* _What is expected_
Quote every line below exactly and skip any picture.

* _Extracted information_

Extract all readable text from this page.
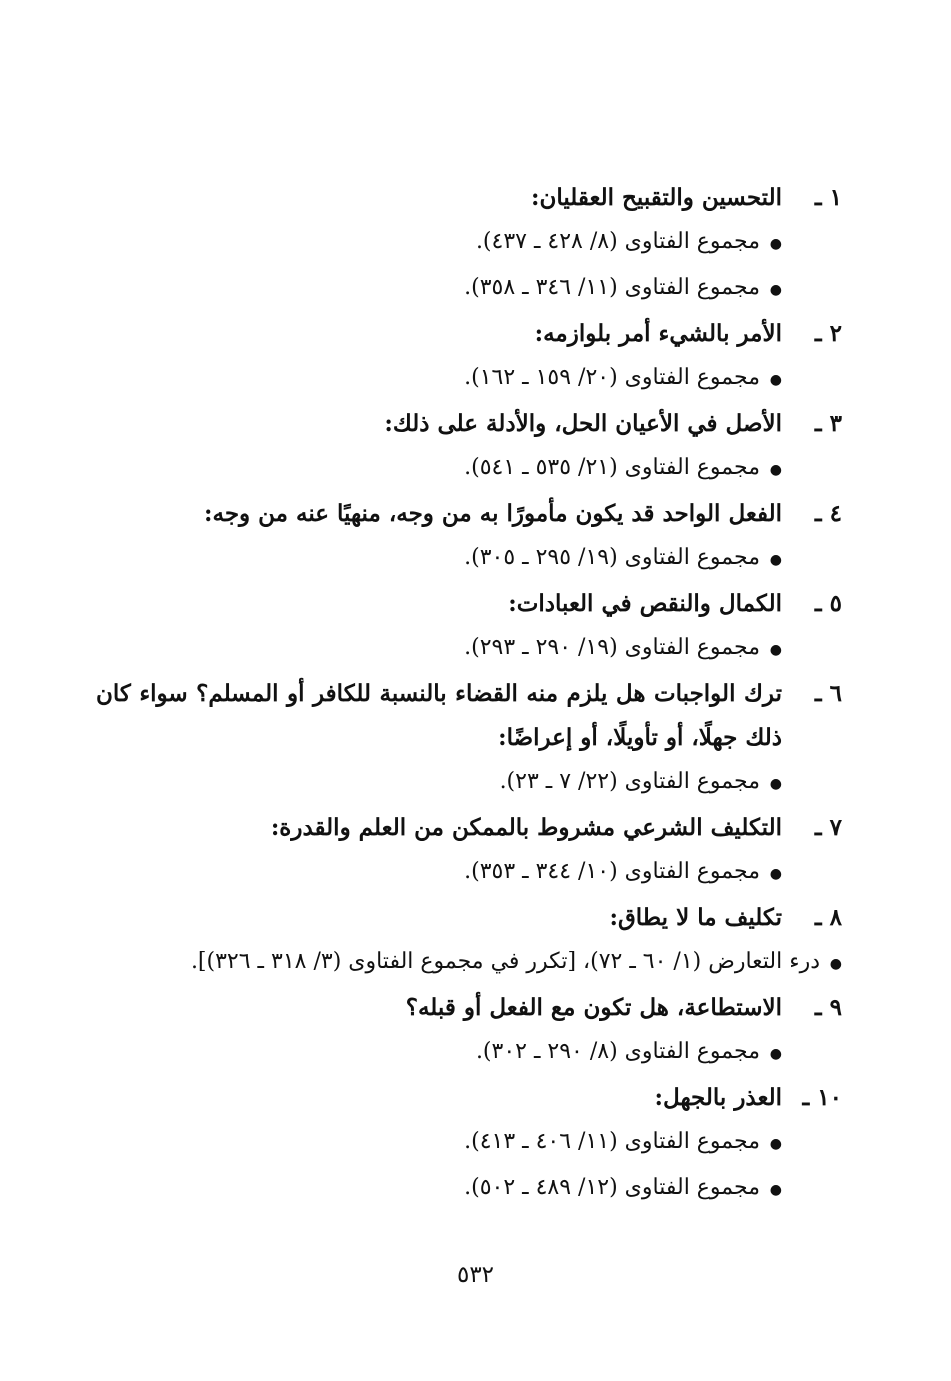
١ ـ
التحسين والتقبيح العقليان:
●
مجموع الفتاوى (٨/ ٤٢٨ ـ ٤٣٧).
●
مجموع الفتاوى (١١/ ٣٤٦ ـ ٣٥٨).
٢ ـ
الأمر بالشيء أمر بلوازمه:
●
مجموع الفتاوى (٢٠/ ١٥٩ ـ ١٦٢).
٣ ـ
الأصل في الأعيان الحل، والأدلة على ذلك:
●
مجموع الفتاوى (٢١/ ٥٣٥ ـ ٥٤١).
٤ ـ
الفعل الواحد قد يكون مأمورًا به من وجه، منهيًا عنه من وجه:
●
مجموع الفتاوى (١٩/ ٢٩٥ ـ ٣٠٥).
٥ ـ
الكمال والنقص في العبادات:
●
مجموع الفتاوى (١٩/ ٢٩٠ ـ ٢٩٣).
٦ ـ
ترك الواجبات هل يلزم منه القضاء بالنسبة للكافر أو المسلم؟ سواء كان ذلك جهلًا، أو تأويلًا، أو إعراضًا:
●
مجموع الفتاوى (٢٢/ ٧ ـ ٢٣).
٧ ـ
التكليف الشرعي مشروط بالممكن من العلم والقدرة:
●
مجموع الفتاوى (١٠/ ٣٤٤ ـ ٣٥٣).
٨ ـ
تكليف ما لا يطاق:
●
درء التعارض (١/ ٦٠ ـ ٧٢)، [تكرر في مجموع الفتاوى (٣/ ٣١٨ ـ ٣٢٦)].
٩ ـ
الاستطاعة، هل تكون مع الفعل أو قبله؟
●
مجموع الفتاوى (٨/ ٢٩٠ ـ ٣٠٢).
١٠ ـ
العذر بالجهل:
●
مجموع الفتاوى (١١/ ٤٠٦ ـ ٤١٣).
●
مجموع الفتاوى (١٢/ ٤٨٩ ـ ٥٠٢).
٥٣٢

* _Task response_
Extract all readable text from this page.
١ ـ
التحسين والتقبيح العقليان:
●
مجموع الفتاوى (٨/ ٤٢٨ ـ ٤٣٧).
●
مجموع الفتاوى (١١/ ٣٤٦ ـ ٣٥٨).
٢ ـ
الأمر بالشيء أمر بلوازمه:
●
مجموع الفتاوى (٢٠/ ١٥٩ ـ ١٦٢).
٣ ـ
الأصل في الأعيان الحل، والأدلة على ذلك:
●
مجموع الفتاوى (٢١/ ٥٣٥ ـ ٥٤١).
٤ ـ
الفعل الواحد قد يكون مأمورًا به من وجه، منهيًا عنه من وجه:
●
مجموع الفتاوى (١٩/ ٢٩٥ ـ ٣٠٥).
٥ ـ
الكمال والنقص في العبادات:
●
مجموع الفتاوى (١٩/ ٢٩٠ ـ ٢٩٣).
٦ ـ
ترك الواجبات هل يلزم منه القضاء بالنسبة للكافر أو المسلم؟ سواء كان ذلك جهلًا، أو تأويلًا، أو إعراضًا:
●
مجموع الفتاوى (٢٢/ ٧ ـ ٢٣).
٧ ـ
التكليف الشرعي مشروط بالممكن من العلم والقدرة:
●
مجموع الفتاوى (١٠/ ٣٤٤ ـ ٣٥٣).
٨ ـ
تكليف ما لا يطاق:
●
درء التعارض (١/ ٦٠ ـ ٧٢)، [تكرر في مجموع الفتاوى (٣/ ٣١٨ ـ ٣٢٦)].
٩ ـ
الاستطاعة، هل تكون مع الفعل أو قبله؟
●
مجموع الفتاوى (٨/ ٢٩٠ ـ ٣٠٢).
١٠ ـ
العذر بالجهل:
●
مجموع الفتاوى (١١/ ٤٠٦ ـ ٤١٣).
●
مجموع الفتاوى (١٢/ ٤٨٩ ـ ٥٠٢).
٥٣٢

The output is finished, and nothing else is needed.